** begin Extracted data **

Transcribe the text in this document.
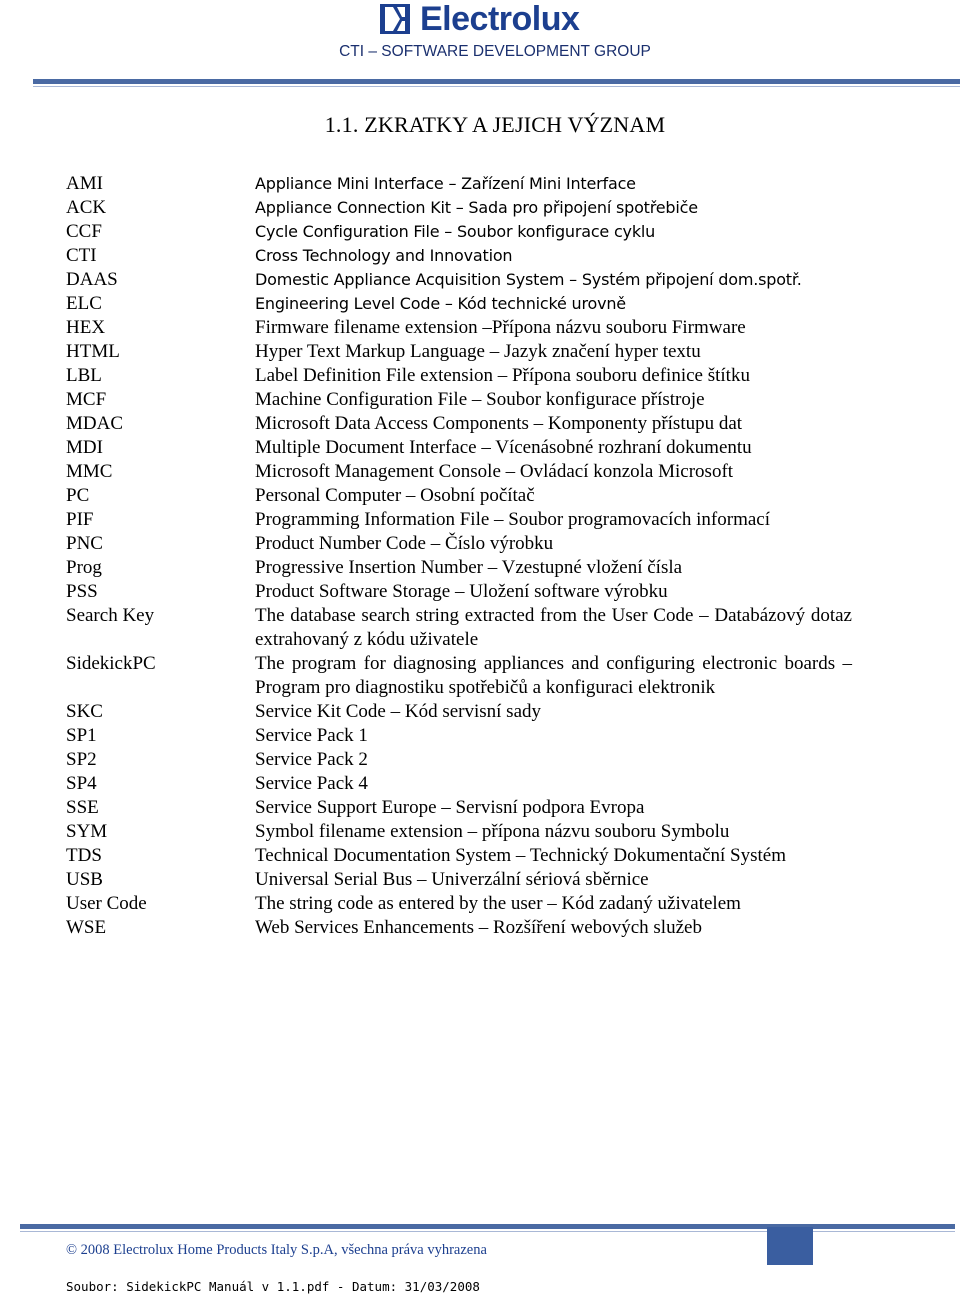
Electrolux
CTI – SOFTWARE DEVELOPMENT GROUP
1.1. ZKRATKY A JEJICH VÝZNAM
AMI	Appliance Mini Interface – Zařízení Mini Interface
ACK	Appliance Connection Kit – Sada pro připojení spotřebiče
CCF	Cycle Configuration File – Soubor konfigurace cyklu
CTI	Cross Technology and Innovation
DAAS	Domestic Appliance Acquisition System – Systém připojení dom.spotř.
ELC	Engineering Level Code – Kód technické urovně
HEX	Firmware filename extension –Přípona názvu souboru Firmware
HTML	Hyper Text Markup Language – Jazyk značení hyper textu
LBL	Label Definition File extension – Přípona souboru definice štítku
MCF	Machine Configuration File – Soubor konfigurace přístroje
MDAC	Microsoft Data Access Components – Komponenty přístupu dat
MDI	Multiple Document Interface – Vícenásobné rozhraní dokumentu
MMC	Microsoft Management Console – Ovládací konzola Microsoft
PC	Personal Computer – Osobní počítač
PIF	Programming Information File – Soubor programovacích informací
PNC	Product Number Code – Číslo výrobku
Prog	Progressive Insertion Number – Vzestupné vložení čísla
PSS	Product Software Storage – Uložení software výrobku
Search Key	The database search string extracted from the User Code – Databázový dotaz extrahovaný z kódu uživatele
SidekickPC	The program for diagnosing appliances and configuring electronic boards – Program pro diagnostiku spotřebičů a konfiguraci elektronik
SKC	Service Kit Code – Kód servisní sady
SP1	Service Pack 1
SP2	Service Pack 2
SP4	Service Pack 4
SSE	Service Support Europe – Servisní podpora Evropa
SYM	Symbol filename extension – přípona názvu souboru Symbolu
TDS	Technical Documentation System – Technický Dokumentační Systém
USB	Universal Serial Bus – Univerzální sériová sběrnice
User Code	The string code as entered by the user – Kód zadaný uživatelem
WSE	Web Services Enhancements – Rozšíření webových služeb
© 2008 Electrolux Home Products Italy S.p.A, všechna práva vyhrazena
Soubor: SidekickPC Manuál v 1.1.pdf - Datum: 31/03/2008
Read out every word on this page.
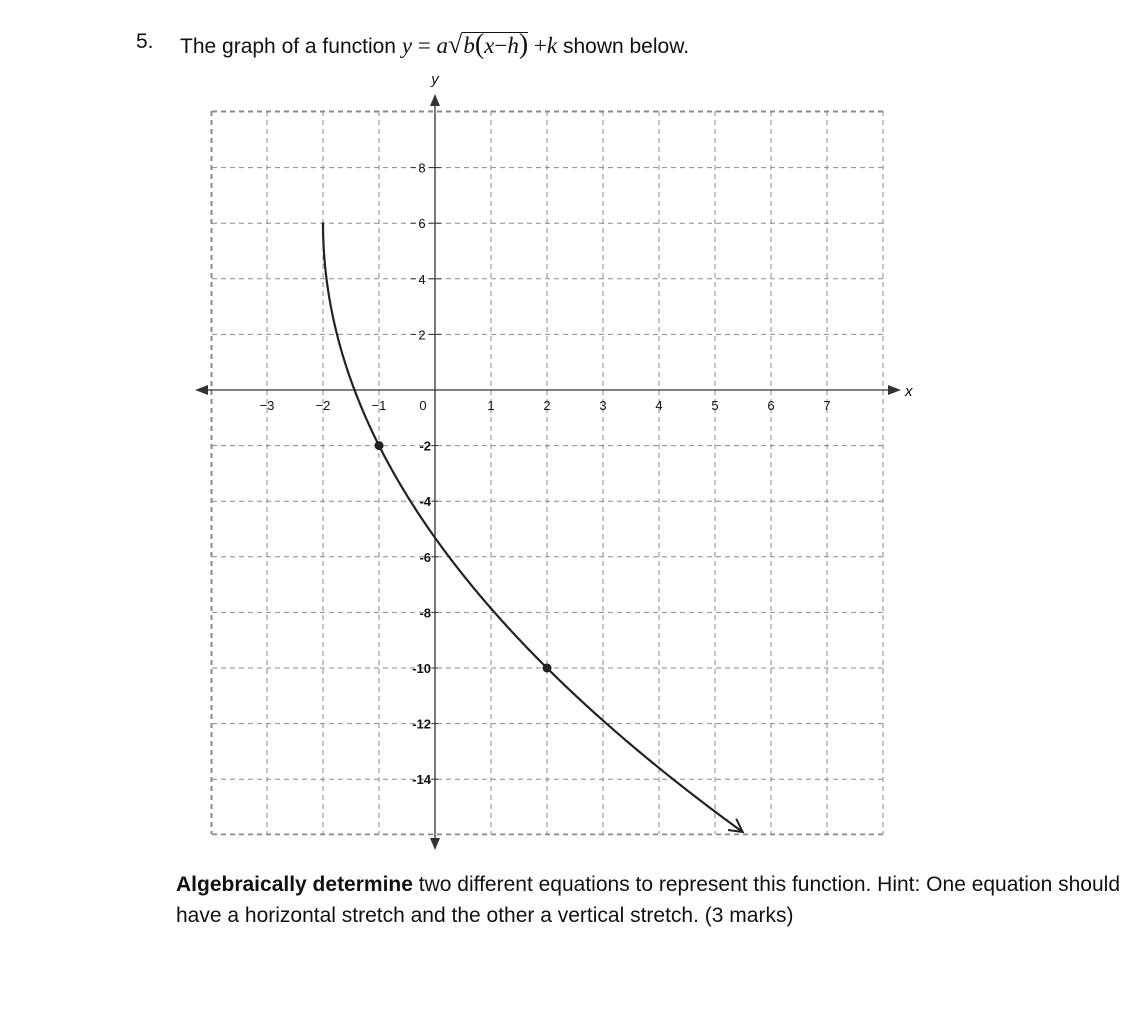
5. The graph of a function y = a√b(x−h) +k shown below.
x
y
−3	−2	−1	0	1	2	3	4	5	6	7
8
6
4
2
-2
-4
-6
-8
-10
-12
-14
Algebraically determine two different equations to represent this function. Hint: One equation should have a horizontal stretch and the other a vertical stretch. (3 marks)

** end Extracted data **
** begin Extracted data **

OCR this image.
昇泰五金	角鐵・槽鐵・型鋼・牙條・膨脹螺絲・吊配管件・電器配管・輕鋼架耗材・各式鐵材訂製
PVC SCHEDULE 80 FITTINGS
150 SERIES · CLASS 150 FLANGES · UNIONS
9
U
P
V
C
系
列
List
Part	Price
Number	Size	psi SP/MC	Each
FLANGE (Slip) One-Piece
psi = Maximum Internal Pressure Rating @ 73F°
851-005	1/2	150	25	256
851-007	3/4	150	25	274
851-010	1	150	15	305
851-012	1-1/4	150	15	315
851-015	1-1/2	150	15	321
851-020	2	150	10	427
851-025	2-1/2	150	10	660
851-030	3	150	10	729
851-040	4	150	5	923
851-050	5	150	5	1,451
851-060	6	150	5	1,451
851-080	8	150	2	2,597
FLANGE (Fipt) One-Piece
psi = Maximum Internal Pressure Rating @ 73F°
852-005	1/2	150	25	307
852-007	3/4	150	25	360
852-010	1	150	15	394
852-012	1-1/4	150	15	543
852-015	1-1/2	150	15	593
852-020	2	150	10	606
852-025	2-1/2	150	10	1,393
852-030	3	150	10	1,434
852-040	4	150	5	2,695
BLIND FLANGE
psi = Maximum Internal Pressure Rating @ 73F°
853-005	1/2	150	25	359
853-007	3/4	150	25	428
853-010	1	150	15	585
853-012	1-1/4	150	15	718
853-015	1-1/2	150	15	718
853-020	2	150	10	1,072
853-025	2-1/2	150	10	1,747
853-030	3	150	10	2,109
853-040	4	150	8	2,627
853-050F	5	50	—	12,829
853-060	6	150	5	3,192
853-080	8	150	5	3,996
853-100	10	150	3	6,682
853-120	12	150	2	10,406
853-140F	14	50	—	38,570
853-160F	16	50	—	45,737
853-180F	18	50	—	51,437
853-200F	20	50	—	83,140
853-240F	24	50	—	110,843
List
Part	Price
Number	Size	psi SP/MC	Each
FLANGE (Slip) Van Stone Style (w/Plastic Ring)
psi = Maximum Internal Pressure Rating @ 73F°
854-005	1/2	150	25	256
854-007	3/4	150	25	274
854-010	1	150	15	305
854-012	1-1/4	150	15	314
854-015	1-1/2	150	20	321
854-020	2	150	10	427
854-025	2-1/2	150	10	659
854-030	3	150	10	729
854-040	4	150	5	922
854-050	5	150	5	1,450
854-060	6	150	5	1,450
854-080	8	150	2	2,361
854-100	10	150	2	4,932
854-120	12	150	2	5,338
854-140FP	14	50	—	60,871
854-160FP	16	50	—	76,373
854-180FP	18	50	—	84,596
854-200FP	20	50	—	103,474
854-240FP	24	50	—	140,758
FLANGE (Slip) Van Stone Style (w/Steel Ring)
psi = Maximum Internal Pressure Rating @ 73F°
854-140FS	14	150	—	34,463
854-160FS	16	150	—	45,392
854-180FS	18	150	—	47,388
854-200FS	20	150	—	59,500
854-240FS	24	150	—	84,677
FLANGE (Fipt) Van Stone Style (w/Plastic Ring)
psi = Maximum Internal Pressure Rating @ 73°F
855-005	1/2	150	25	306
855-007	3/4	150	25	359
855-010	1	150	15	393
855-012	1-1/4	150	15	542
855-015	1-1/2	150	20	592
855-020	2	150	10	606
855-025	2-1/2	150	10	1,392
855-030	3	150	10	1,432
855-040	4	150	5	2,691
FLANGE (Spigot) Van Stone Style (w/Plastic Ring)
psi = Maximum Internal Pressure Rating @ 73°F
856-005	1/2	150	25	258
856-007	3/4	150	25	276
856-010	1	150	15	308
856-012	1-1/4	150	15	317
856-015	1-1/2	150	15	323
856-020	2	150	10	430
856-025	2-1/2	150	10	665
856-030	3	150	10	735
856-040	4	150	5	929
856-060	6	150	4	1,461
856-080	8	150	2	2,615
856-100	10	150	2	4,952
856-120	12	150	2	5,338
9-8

** end Extracted data **

Set exercise. Copy out every line holding the string "názvu".

In response.
HEX	Firmware filename extension –Přípona názvu souboru Firmware
SYM	Symbol filename extension – přípona názvu souboru Symbolu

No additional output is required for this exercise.